* Problem description
Go through the lines below and copy each one that holds the string "name".

(Source records)
┄┄┄┄┄┄
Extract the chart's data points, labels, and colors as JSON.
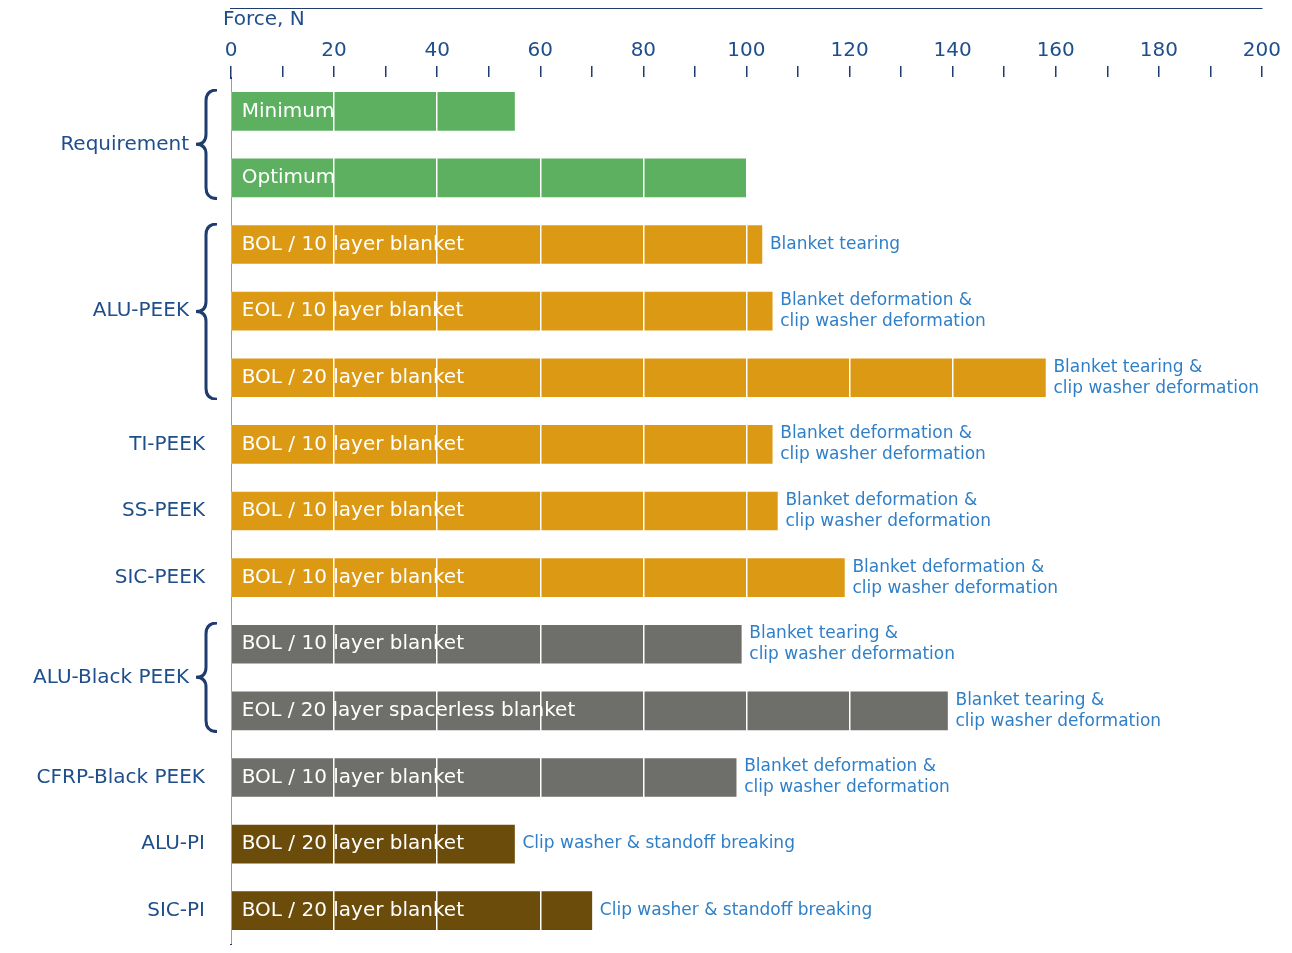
{
  "chart_data": {
    "type": "bar",
    "orientation": "horizontal",
    "xlabel": "Force, N",
    "categories": [
      "Minimum",
      "Optimum",
      "BOL / 10 layer blanket",
      "EOL / 10 layer blanket",
      "BOL / 20 layer blanket",
      "BOL / 10 layer blanket",
      "BOL / 10 layer blanket",
      "BOL / 10 layer blanket",
      "BOL / 10 layer blanket",
      "EOL / 20 layer spacerless blanket",
      "BOL / 10 layer blanket",
      "BOL / 20 layer blanket",
      "BOL / 20 layer blanket"
    ],
    "series": [
      {
        "name": "Requirement",
        "color": "#5cb060",
        "values": [
          55,
          100,
          null,
          null,
          null,
          null,
          null,
          null,
          null,
          null,
          null,
          null,
          null
        ]
      },
      {
        "name": "ALU-PEEK",
        "color": "#dc9a14",
        "values": [
          null,
          null,
          103,
          105,
          158,
          null,
          null,
          null,
          null,
          null,
          null,
          null,
          null
        ]
      },
      {
        "name": "TI-PEEK",
        "color": "#dc9a14",
        "values": [
          null,
          null,
          null,
          null,
          null,
          105,
          null,
          null,
          null,
          null,
          null,
          null,
          null
        ]
      },
      {
        "name": "SS-PEEK",
        "color": "#dc9a14",
        "values": [
          null,
          null,
          null,
          null,
          null,
          null,
          106,
          null,
          null,
          null,
          null,
          null,
          null
        ]
      },
      {
        "name": "SIC-PEEK",
        "color": "#dc9a14",
        "values": [
          null,
          null,
          null,
          null,
          null,
          null,
          null,
          119,
          null,
          null,
          null,
          null,
          null
        ]
      },
      {
        "name": "ALU-Black PEEK",
        "color": "#6e6e6a",
        "values": [
          null,
          null,
          null,
          null,
          null,
          null,
          null,
          null,
          99,
          139,
          null,
          null,
          null
        ]
      },
      {
        "name": "CFRP-Black PEEK",
        "color": "#6e6e6a",
        "values": [
          null,
          null,
          null,
          null,
          null,
          null,
          null,
          null,
          null,
          null,
          98,
          null,
          null
        ]
      },
      {
        "name": "ALU-PI",
        "color": "#6b4c0a",
        "values": [
          null,
          null,
          null,
          null,
          null,
          null,
          null,
          null,
          null,
          null,
          null,
          55,
          null
        ]
      },
      {
        "name": "SIC-PI",
        "color": "#6b4c0a",
        "values": [
          null,
          null,
          null,
          null,
          null,
          null,
          null,
          null,
          null,
          null,
          null,
          null,
          70
        ]
      }
    ],
    "xlim": [
      0,
      200
    ],
    "xticks": [
      0,
      {
        "value": 10,
        "label": null
      },
      20,
      {
        "value": 30,
        "label": null
      },
      40,
      {
        "value": 50,
        "label": null
      },
      60,
      {
        "value": 70,
        "label": null
      },
      80,
      {
        "value": 90,
        "label": null
      },
      100,
      {
        "value": 110,
        "label": null
      },
      120,
      {
        "value": 130,
        "label": null
      },
      140,
      {
        "value": 150,
        "label": null
      },
      160,
      {
        "value": 170,
        "label": null
      },
      180,
      {
        "value": 190,
        "label": null
      },
      200
    ],
    "grid": "x",
    "legend": false,
    "annotations": [
      "Blanket tearing",
      "Blanket deformation &\nclip washer deformation",
      "Blanket tearing &\nclip washer deformation",
      "Blanket deformation &\nclip washer deformation",
      "Blanket deformation &\nclip washer deformation",
      "Blanket deformation &\nclip washer deformation",
      "Blanket tearing &\nclip washer deformation",
      "Blanket tearing &\nclip washer deformation",
      "Blanket deformation &\nclip washer deformation",
      "Clip washer & standoff breaking",
      "Clip washer & standoff breaking"
    ]
  }
}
┄┄┄┄┄┄
* Task result
        "name": "Requirement",
        "name": "ALU-PEEK",
        "name": "TI-PEEK",
        "name": "SS-PEEK",
        "name": "SIC-PEEK",
        "name": "ALU-Black PEEK",
        "name": "CFRP-Black PEEK",
        "name": "ALU-PI",
        "name": "SIC-PI",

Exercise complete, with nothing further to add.